▶ Task to carry out: Reproduce the material below word for word, from its first line up to and including the line containing "cell-demand: 97 [808, 464, 819, 474]".

▶ Supplied material:
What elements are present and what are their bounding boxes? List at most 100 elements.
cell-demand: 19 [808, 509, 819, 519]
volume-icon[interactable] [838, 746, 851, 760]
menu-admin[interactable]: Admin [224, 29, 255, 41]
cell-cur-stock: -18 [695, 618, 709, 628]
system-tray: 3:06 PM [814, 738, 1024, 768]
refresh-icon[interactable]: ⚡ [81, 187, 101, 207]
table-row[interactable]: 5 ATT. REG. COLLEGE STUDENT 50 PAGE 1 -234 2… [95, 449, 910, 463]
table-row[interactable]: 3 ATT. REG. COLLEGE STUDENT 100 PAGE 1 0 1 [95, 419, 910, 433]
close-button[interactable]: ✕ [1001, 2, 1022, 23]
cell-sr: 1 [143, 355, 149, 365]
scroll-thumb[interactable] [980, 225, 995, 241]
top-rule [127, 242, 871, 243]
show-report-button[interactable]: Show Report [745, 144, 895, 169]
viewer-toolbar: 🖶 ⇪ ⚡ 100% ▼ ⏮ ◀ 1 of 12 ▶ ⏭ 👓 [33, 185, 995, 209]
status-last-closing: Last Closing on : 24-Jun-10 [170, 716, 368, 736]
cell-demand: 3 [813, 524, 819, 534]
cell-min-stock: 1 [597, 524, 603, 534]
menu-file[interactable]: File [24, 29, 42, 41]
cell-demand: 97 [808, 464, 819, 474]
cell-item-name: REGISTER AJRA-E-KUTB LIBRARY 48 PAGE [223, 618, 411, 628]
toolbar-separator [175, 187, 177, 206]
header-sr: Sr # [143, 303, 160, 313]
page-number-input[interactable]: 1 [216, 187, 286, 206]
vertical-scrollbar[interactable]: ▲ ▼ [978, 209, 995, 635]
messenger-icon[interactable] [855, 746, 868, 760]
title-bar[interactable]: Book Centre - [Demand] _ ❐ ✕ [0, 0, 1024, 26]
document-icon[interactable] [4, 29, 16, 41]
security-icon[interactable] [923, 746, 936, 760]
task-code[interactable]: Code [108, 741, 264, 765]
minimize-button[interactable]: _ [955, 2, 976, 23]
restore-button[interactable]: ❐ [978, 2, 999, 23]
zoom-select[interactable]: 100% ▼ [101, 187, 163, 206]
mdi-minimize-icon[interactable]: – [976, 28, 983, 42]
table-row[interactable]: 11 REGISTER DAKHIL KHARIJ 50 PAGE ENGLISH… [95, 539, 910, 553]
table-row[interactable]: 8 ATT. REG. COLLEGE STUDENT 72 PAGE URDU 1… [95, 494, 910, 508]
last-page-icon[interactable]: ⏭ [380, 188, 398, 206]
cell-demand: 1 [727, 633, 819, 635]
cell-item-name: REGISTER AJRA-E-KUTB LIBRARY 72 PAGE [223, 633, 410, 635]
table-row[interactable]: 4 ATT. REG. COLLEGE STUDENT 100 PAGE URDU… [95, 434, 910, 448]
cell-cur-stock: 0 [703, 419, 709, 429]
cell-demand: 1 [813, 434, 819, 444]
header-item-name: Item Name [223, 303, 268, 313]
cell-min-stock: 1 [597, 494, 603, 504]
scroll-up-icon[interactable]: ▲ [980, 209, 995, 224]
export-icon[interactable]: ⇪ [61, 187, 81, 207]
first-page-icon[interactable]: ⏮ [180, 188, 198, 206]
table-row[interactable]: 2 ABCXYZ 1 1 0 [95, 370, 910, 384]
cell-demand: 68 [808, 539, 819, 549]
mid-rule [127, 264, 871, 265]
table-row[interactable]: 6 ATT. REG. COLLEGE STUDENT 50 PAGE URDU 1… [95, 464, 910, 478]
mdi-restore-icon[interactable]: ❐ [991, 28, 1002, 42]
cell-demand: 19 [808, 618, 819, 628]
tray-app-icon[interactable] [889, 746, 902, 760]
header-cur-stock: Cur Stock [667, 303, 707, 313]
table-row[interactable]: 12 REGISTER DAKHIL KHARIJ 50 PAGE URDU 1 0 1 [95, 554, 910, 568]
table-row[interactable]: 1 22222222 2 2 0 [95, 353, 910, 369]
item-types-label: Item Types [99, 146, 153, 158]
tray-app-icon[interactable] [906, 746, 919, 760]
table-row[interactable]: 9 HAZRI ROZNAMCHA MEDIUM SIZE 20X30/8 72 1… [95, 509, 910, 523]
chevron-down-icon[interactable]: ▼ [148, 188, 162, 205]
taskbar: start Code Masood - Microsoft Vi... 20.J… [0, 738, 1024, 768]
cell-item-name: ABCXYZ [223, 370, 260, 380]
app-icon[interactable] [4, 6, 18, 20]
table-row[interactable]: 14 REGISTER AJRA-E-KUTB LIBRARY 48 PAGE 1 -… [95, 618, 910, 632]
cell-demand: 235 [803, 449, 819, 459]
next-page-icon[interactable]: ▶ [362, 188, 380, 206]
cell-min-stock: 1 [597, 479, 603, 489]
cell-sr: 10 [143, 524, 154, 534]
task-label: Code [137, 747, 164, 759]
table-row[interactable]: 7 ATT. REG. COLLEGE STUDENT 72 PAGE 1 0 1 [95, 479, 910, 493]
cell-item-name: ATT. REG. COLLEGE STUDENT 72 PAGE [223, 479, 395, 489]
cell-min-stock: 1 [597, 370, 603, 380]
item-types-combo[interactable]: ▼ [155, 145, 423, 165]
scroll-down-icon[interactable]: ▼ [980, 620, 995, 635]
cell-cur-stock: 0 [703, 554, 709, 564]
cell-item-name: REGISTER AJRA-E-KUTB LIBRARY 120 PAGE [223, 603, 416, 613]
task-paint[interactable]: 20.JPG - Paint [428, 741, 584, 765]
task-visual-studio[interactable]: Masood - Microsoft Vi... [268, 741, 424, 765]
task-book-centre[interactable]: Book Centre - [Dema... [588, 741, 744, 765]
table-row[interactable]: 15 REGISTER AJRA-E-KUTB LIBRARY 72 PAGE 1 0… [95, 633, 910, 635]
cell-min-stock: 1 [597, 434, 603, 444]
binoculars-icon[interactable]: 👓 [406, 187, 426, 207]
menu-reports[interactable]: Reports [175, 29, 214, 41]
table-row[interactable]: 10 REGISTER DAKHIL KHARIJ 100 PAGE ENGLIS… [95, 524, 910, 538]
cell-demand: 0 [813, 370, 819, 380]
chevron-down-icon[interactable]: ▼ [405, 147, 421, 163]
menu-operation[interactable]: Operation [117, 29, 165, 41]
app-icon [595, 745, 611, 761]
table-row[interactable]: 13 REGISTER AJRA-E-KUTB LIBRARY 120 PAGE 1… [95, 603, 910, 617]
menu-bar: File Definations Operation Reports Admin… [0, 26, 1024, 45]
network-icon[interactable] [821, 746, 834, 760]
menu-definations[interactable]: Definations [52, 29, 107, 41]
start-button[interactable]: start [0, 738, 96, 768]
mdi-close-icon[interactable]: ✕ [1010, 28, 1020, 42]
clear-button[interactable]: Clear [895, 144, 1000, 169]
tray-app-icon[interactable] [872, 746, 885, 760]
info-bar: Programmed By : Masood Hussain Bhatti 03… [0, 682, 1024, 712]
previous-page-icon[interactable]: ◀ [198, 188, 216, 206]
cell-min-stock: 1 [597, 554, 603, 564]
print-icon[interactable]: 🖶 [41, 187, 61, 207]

▶ Worked solution:
What elements are present and what are their bounding boxes? List at most 100 elements.
cell-demand: 19 [808, 509, 819, 519]
volume-icon[interactable] [838, 746, 851, 760]
menu-admin[interactable]: Admin [224, 29, 255, 41]
cell-cur-stock: -18 [695, 618, 709, 628]
system-tray: 3:06 PM [814, 738, 1024, 768]
refresh-icon[interactable]: ⚡ [81, 187, 101, 207]
table-row[interactable]: 5 ATT. REG. COLLEGE STUDENT 50 PAGE 1 -234 2… [95, 449, 910, 463]
table-row[interactable]: 3 ATT. REG. COLLEGE STUDENT 100 PAGE 1 0 1 [95, 419, 910, 433]
close-button[interactable]: ✕ [1001, 2, 1022, 23]
cell-sr: 1 [143, 355, 149, 365]
scroll-thumb[interactable] [980, 225, 995, 241]
top-rule [127, 242, 871, 243]
show-report-button[interactable]: Show Report [745, 144, 895, 169]
viewer-toolbar: 🖶 ⇪ ⚡ 100% ▼ ⏮ ◀ 1 of 12 ▶ ⏭ 👓 [33, 185, 995, 209]
status-last-closing: Last Closing on : 24-Jun-10 [170, 716, 368, 736]
cell-demand: 3 [813, 524, 819, 534]
cell-min-stock: 1 [597, 524, 603, 534]
menu-file[interactable]: File [24, 29, 42, 41]
cell-demand: 97 [808, 464, 819, 474]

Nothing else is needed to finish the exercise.